▶ GIVEN TASK: Write out the entries verbatim and leave the images out of the copy.

▶ EXCERPTED DATA:
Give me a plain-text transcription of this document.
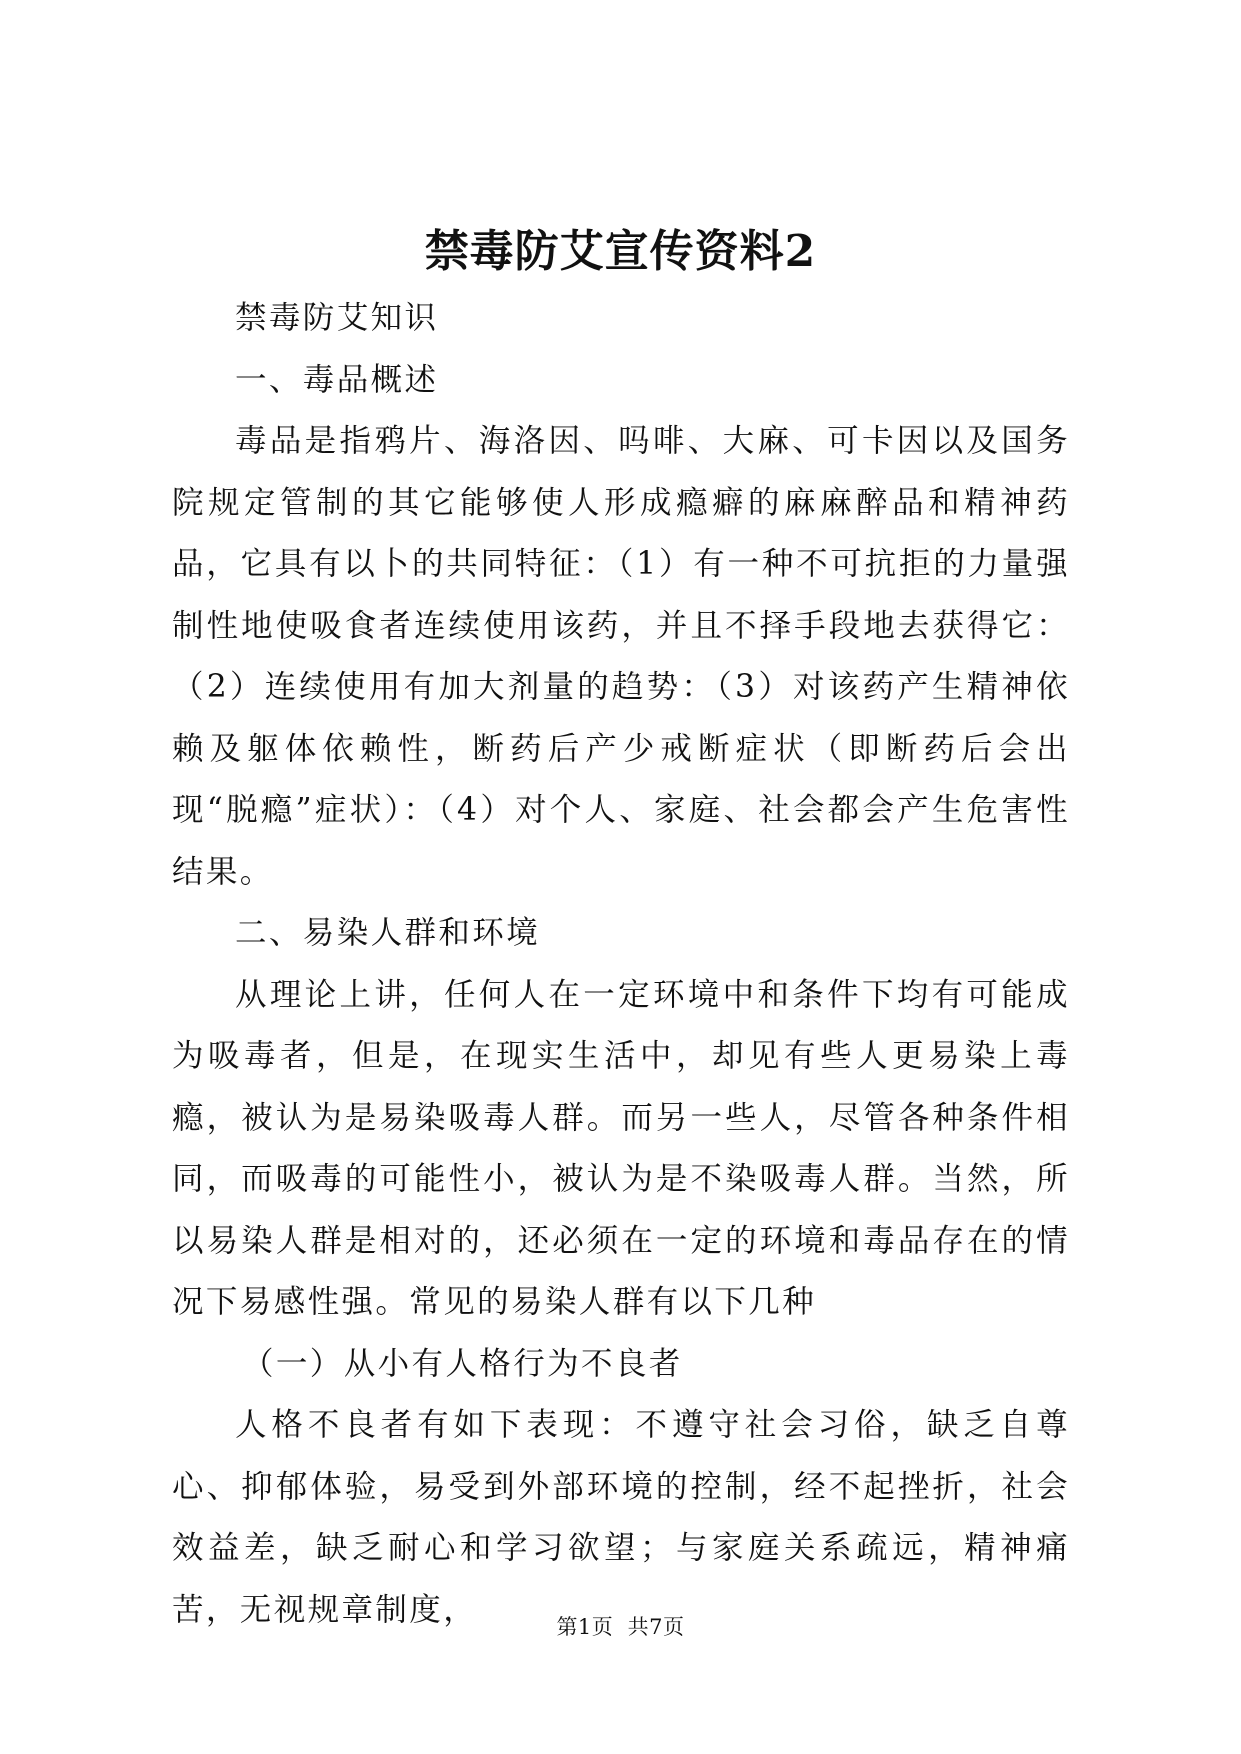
禁毒防艾宣传资料2

禁毒防艾知识

一、毒品概述

毒品是指鸦片、海洛因、吗啡、大麻、可卡因以及国务院规定管制的其它能够使人形成瘾癖的麻麻醉品和精神药品，它具有以卜的共同特征：（1）有一种不可抗拒的力量强制性地使吸食者连续使用该药，并且不择手段地去获得它：（2）连续使用有加大剂量的趋势：（3）对该药产生精神依赖及躯体依赖性，断药后产少戒断症状（即断药后会出现“脱瘾”症状）：（4）对个人、家庭、社会都会产生危害性结果。

二、易染人群和环境

从理论上讲，任何人在一定环境中和条件下均有可能成为吸毒者，但是，在现实生活中，却见有些人更易染上毒瘾，被认为是易染吸毒人群。而另一些人，尽管各种条件相同，而吸毒的可能性小，被认为是不染吸毒人群。当然，所以易染人群是相对的，还必须在一定的环境和毒品存在的情况下易感性强。常见的易染人群有以下几种

（一）从小有人格行为不良者

人格不良者有如下表现：不遵守社会习俗，缺乏自尊心、抑郁体验，易受到外部环境的控制，经不起挫折，社会效益差，缺乏耐心和学习欲望；与家庭关系疏远，精神痛苦，无视规章制度，	第1页 共7页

▶ RESULT OF THE TASK:
Give me a plain-text transcription of this document.
禁毒防艾宣传资料2

禁毒防艾知识

一、毒品概述

毒品是指鸦片、海洛因、吗啡、大麻、可卡因以及国务院规定管制的其它能够使人形成瘾癖的麻麻醉品和精神药品，它具有以卜的共同特征：（1）有一种不可抗拒的力量强制性地使吸食者连续使用该药，并且不择手段地去获得它：（2）连续使用有加大剂量的趋势：（3）对该药产生精神依赖及躯体依赖性，断药后产少戒断症状（即断药后会出现“脱瘾”症状）：（4）对个人、家庭、社会都会产生危害性结果。

二、易染人群和环境

从理论上讲，任何人在一定环境中和条件下均有可能成为吸毒者，但是，在现实生活中，却见有些人更易染上毒瘾，被认为是易染吸毒人群。而另一些人，尽管各种条件相同，而吸毒的可能性小，被认为是不染吸毒人群。当然，所以易染人群是相对的，还必须在一定的环境和毒品存在的情况下易感性强。常见的易染人群有以下几种

（一）从小有人格行为不良者

人格不良者有如下表现：不遵守社会习俗，缺乏自尊心、抑郁体验，易受到外部环境的控制，经不起挫折，社会效益差，缺乏耐心和学习欲望；与家庭关系疏远，精神痛苦，无视规章制度，	第1页 共7页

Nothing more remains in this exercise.